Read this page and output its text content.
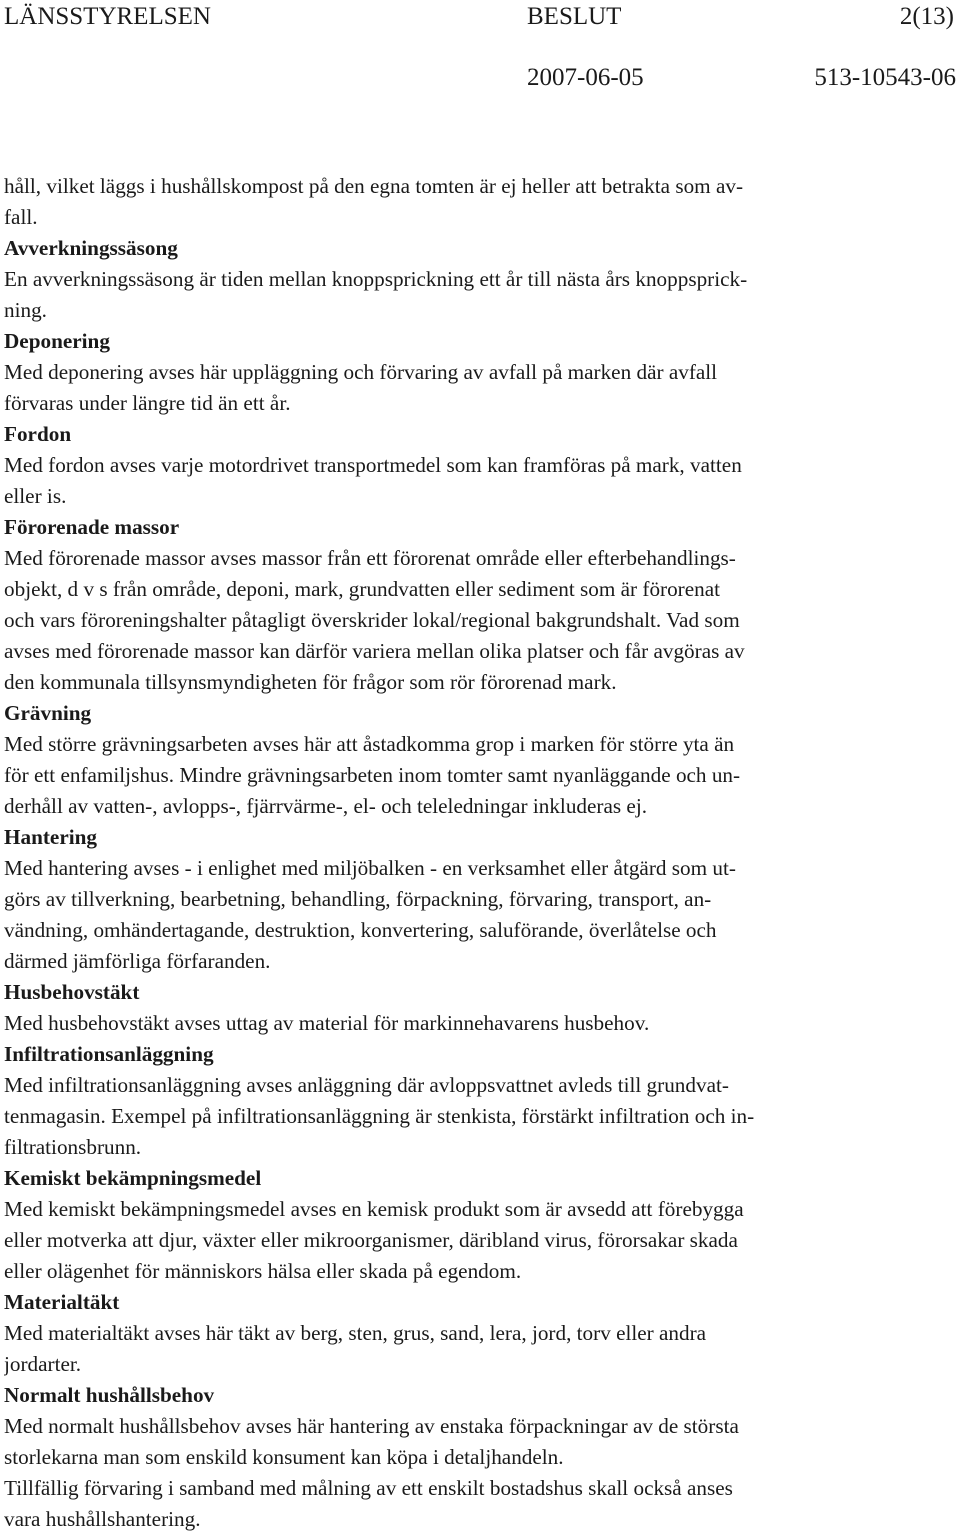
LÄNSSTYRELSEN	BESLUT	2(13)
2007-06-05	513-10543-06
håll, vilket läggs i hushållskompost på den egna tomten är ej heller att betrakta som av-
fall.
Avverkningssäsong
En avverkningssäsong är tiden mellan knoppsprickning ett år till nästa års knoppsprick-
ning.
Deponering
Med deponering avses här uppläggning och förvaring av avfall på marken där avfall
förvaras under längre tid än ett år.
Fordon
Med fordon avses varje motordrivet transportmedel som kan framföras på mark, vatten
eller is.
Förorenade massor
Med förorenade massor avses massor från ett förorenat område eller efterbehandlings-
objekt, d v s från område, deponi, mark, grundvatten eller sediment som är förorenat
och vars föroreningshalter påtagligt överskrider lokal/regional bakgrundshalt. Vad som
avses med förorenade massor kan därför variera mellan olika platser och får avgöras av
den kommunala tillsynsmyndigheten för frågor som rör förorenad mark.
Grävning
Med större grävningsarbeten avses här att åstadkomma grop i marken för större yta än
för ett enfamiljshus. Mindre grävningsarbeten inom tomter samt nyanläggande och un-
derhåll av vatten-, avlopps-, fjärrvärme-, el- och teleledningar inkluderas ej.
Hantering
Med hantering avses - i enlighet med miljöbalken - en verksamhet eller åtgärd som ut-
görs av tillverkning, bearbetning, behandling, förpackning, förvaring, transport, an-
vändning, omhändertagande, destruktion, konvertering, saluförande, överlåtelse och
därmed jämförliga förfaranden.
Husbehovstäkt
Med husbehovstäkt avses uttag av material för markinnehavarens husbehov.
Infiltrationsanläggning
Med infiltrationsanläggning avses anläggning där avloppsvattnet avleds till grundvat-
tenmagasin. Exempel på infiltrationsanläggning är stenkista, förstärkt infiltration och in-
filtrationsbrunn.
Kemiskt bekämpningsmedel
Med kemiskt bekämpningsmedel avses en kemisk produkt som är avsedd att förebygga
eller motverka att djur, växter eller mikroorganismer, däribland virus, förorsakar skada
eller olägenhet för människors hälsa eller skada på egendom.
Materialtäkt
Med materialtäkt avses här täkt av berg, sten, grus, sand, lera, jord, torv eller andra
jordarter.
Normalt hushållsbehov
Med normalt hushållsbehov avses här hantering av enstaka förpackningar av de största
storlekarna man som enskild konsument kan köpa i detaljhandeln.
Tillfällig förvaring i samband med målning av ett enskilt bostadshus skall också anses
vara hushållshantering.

★ ★ ★

**To do:** Only the number is wanted: how many lines in the preceding entries hold the string "skada"?

**Your response:** 2